#### Information supplied
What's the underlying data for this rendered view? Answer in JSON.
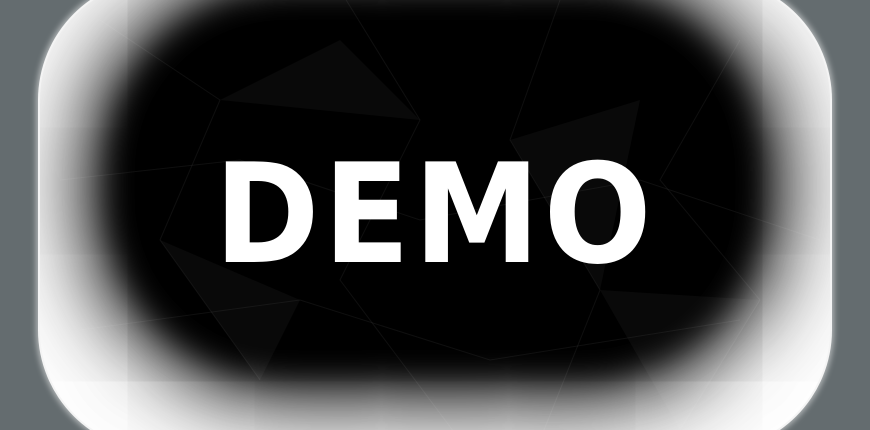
{
  "badge": {
    "text": "DEMO"
  },
  "colors": {
    "background": "#646c6f",
    "frame": "#ffffff",
    "core": "#000000",
    "text": "#ffffff"
  }
}
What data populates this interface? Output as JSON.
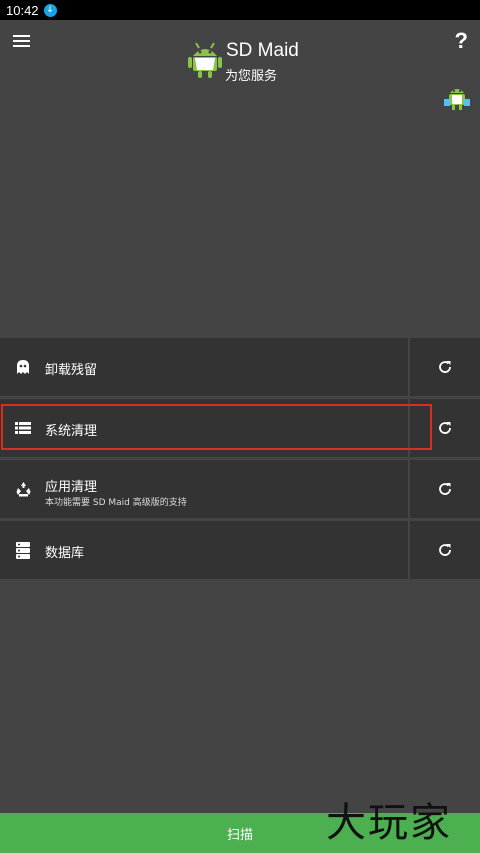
{
  "status_bar": {
    "time": "10:42"
  },
  "header": {
    "app_name": "SD Maid",
    "tagline": "为您服务",
    "help_glyph": "?"
  },
  "tools": [
    {
      "label": "卸载残留",
      "subtitle": "",
      "icon": "ghost-icon"
    },
    {
      "label": "系统清理",
      "subtitle": "",
      "icon": "list-icon"
    },
    {
      "label": "应用清理",
      "subtitle": "本功能需要 SD Maid 高级版的支持",
      "icon": "recycle-icon"
    },
    {
      "label": "数据库",
      "subtitle": "",
      "icon": "database-icon"
    }
  ],
  "scan_button": {
    "label": "扫描"
  },
  "watermark": "大玩家",
  "colors": {
    "background": "#444444",
    "row": "#333333",
    "scan": "#4caf50",
    "highlight": "#d92f1f",
    "logo": "#8bc34a"
  }
}
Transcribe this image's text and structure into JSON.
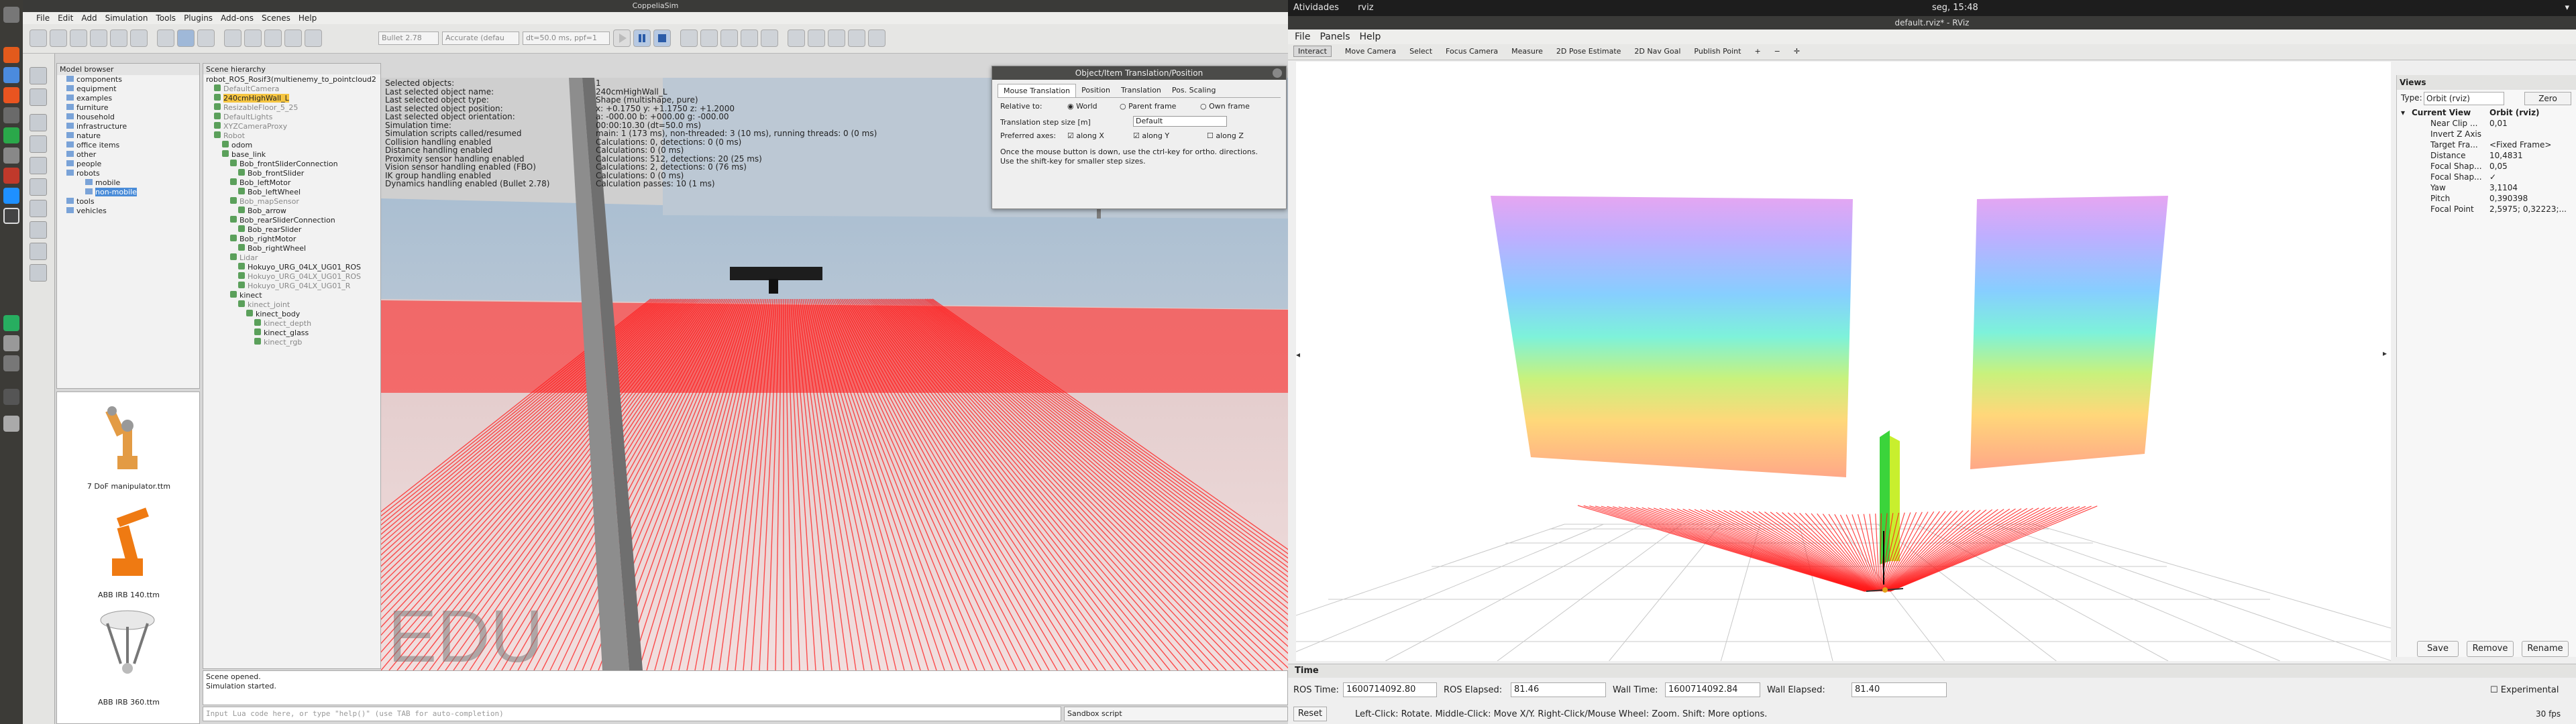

#### Exercise goal
Repeat all of the records verbatim, leaving out the pictures.

#### Exercise response
What's the underlying data for this rendered view? Answer in JSON.
{
  "badge": {
    "text": "DEMO"
  },
  "colors": {
    "background": "#646c6f",
    "frame": "#ffffff",
    "core": "#000000",
    "text": "#ffffff"
  }
}
What data populates this interface? Output as JSON.
{
  "status_bar": {
    "time": "10:42"
  },
  "header": {
    "app_name": "SD Maid",
    "tagline": "为您服务",
    "help_glyph": "?"
  },
  "tools": [
    {
      "label": "卸载残留",
      "subtitle": "",
      "icon": "ghost-icon"
    },
    {
      "label": "系统清理",
      "subtitle": "",
      "icon": "list-icon"
    },
    {
      "label": "应用清理",
      "subtitle": "本功能需要 SD Maid 高级版的支持",
      "icon": "recycle-icon"
    },
    {
      "label": "数据库",
      "subtitle": "",
      "icon": "database-icon"
    }
  ],
  "scan_button": {
    "label": "扫描"
  },
  "watermark": "大玩家",
  "colors": {
    "background": "#444444",
    "row": "#333333",
    "scan": "#4caf50",
    "highlight": "#d92f1f",
    "logo": "#8bc34a"
  }
}
Transcribe this image's text and structure into JSON.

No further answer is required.